* _THE REQUEST_:
Return every line below as is, leaving out the pictures.

* _MATERIAL TO PROCESS_:

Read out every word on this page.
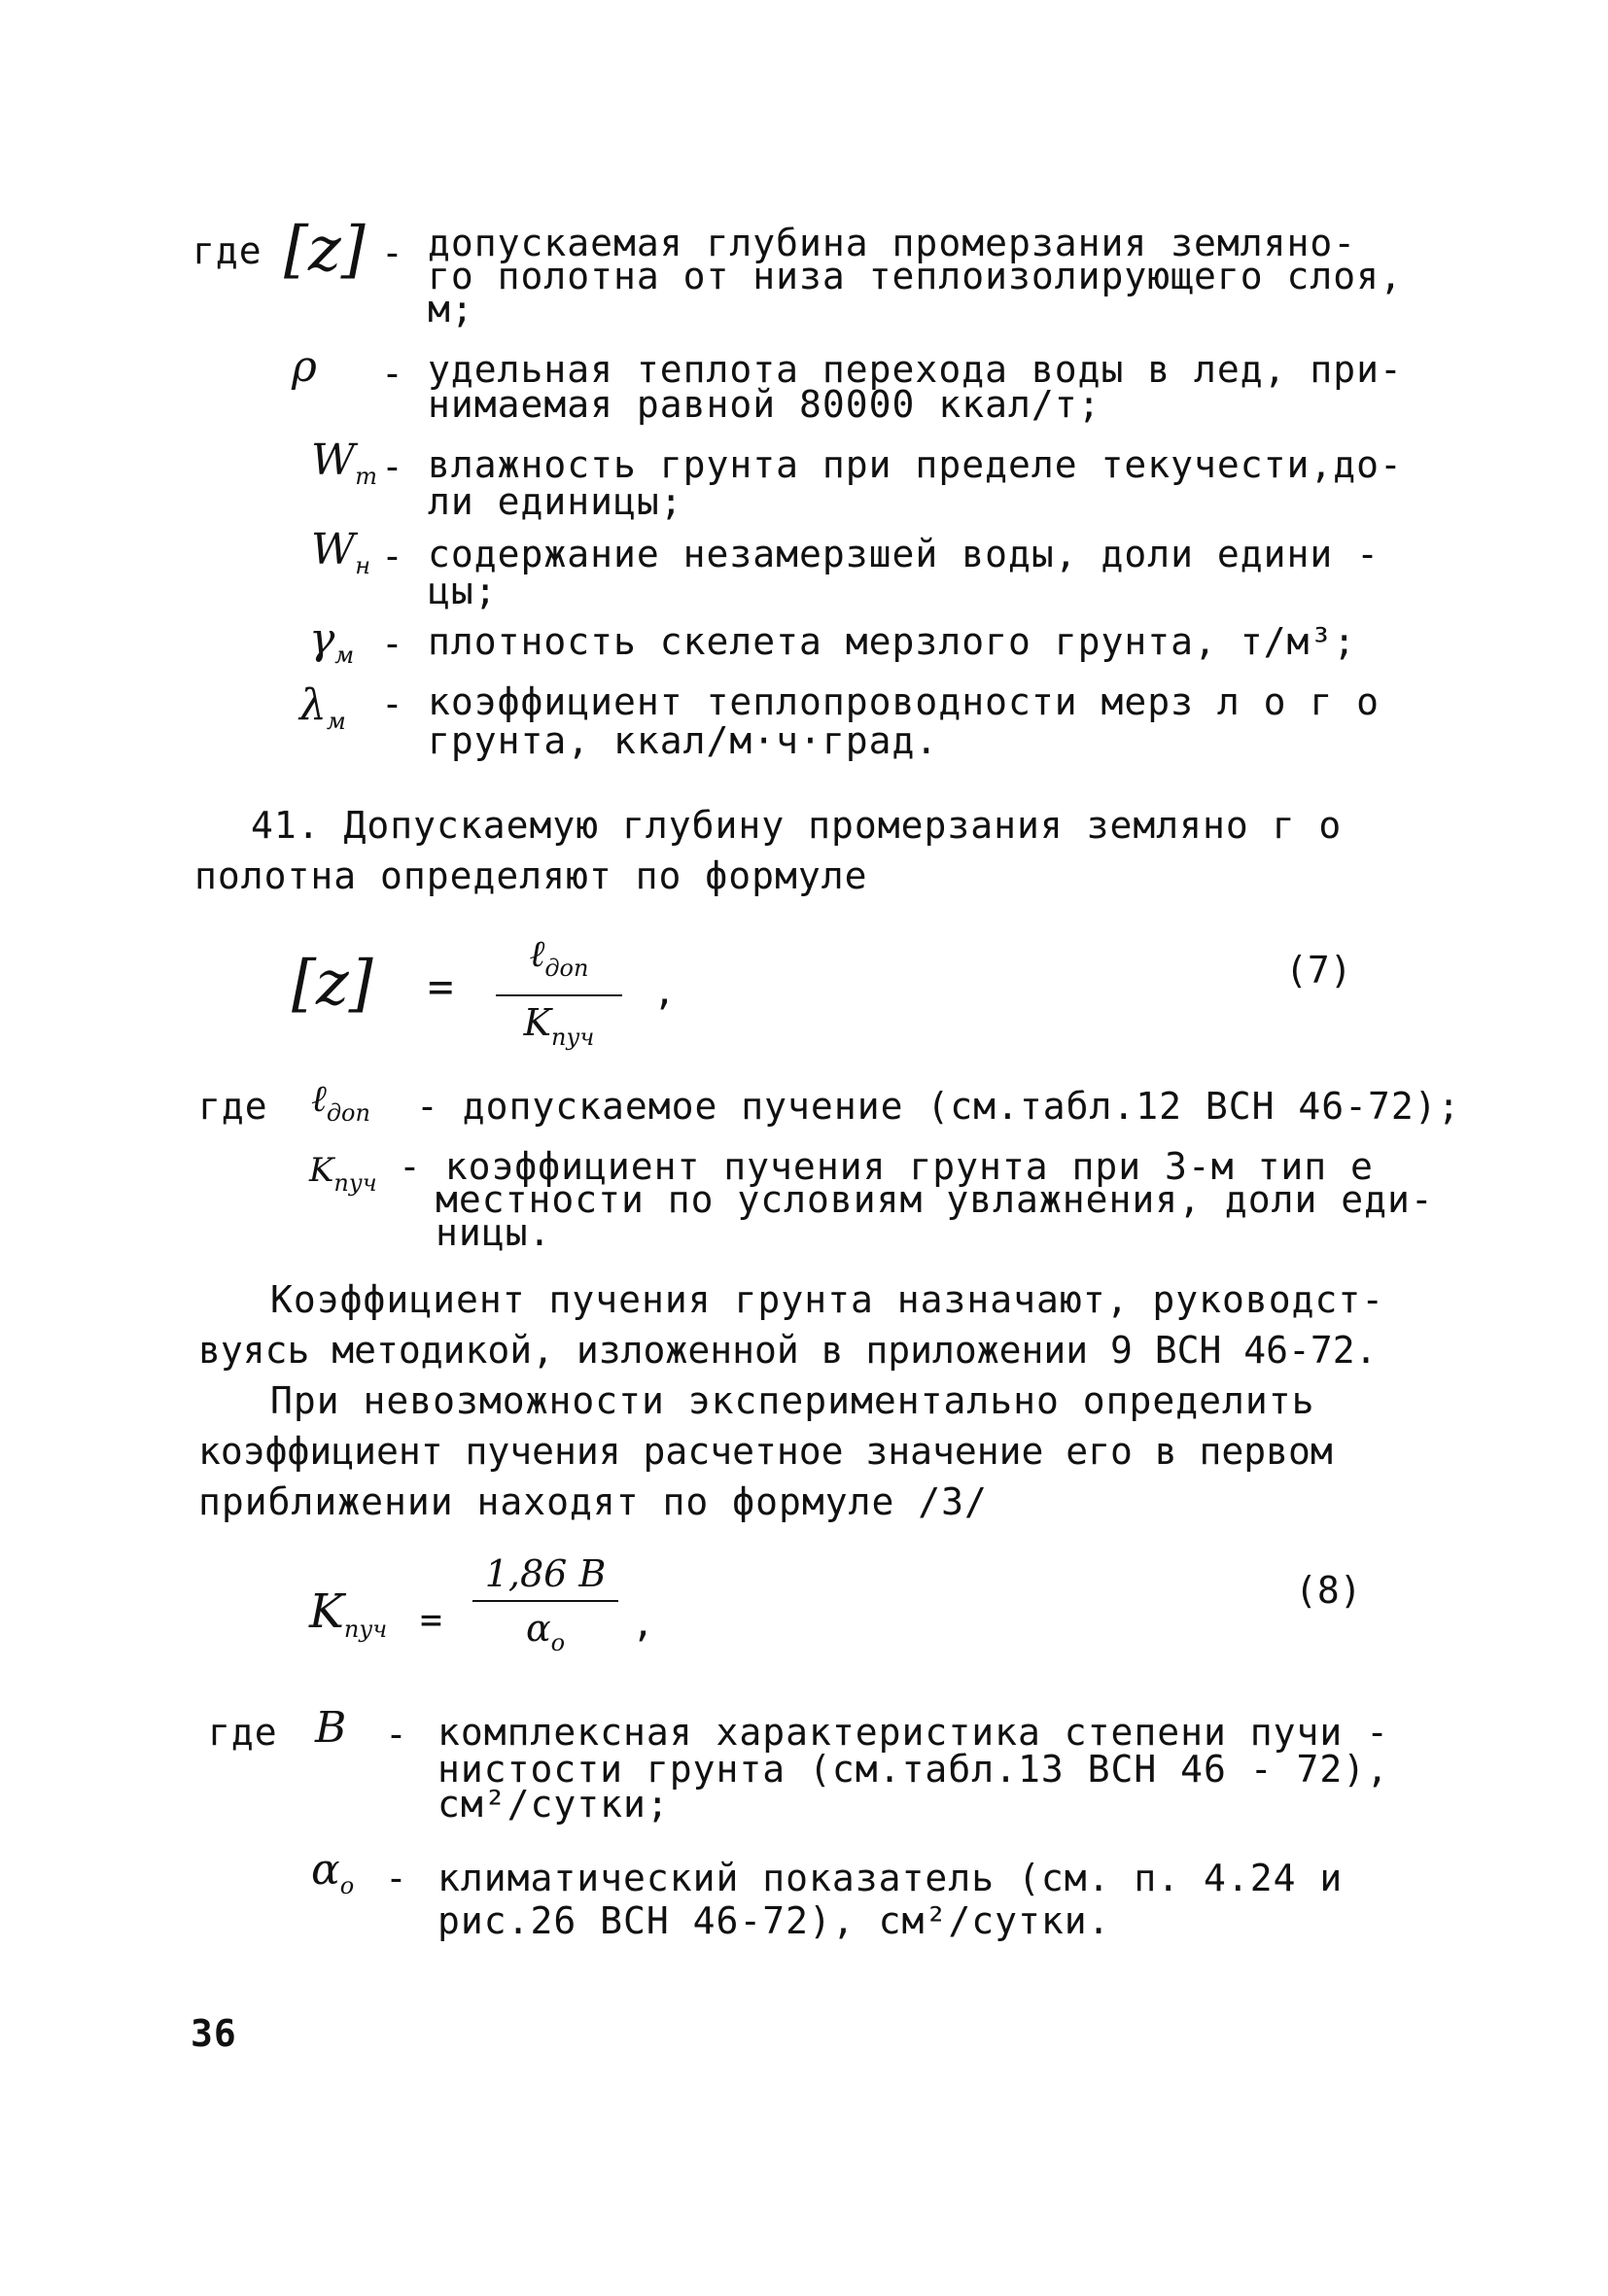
где [z] - допускаемая глубина промерзания земляно-
го полотна от низа теплоизолирующего слоя,
м;
ρ - удельная теплота перехода воды в лед, при-
нимаемая равной 80000 ккал/т;
$W_т$ - влажность грунта при пределе текучести,до-
ли единицы;
$W_н$ - содержание незамерзшей воды, доли едини -
цы;
$\gamma_м$ - плотность скелета мерзлого грунта, т/м³;
$\lambda_м$ - коэффициент теплопроводности мерз л о г о
грунта, ккал/м·ч·град.
41. Допускаемую глубину промерзания земляно г о
полотна определяют по формуле
[z] =
ℓ$_{доп}$
$K_{пуч}$
,	(7)
где ℓ$_{доп}$ - допускаемое пучение (см.табл.12 ВСН 46-72);
$K_{пуч}$ - коэффициент пучения грунта при 3-м тип е
местности по условиям увлажнения, доли еди-
ницы.
Коэффициент пучения грунта назначают, руководст-
вуясь методикой, изложенной в приложении 9 ВСН 46-72.
При невозможности экспериментально определить
коэффициент пучения расчетное значение его в первом
приближении находят по формуле /3/
$K_{пуч}$ =
1,86 B
$\alpha_o$	,
(8)
где B - комплексная характеристика степени пучи -
нистости грунта (см.табл.13 ВСН 46 - 72),
см²/сутки;
$\alpha_o$ - климатический показатель (см. п. 4.24 и
рис.26 ВСН 46-72), см²/сутки.
36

* _EXPECTED ANSWER_:
Read out every word on this page.
где [z] - допускаемая глубина промерзания земляно-
го полотна от низа теплоизолирующего слоя,
м;
ρ - удельная теплота перехода воды в лед, при-
нимаемая равной 80000 ккал/т;
$W_т$ - влажность грунта при пределе текучести,до-
ли единицы;
$W_н$ - содержание незамерзшей воды, доли едини -
цы;
$\gamma_м$ - плотность скелета мерзлого грунта, т/м³;
$\lambda_м$ - коэффициент теплопроводности мерз л о г о
грунта, ккал/м·ч·град.
41. Допускаемую глубину промерзания земляно г о
полотна определяют по формуле
[z] =
ℓ$_{доп}$
$K_{пуч}$
,	(7)
где ℓ$_{доп}$ - допускаемое пучение (см.табл.12 ВСН 46-72);
$K_{пуч}$ - коэффициент пучения грунта при 3-м тип е
местности по условиям увлажнения, доли еди-
ницы.
Коэффициент пучения грунта назначают, руководст-
вуясь методикой, изложенной в приложении 9 ВСН 46-72.
При невозможности экспериментально определить
коэффициент пучения расчетное значение его в первом
приближении находят по формуле /3/
$K_{пуч}$ =
1,86 B
$\alpha_o$	,
(8)
где B - комплексная характеристика степени пучи -
нистости грунта (см.табл.13 ВСН 46 - 72),
см²/сутки;
$\alpha_o$ - климатический показатель (см. п. 4.24 и
рис.26 ВСН 46-72), см²/сутки.
36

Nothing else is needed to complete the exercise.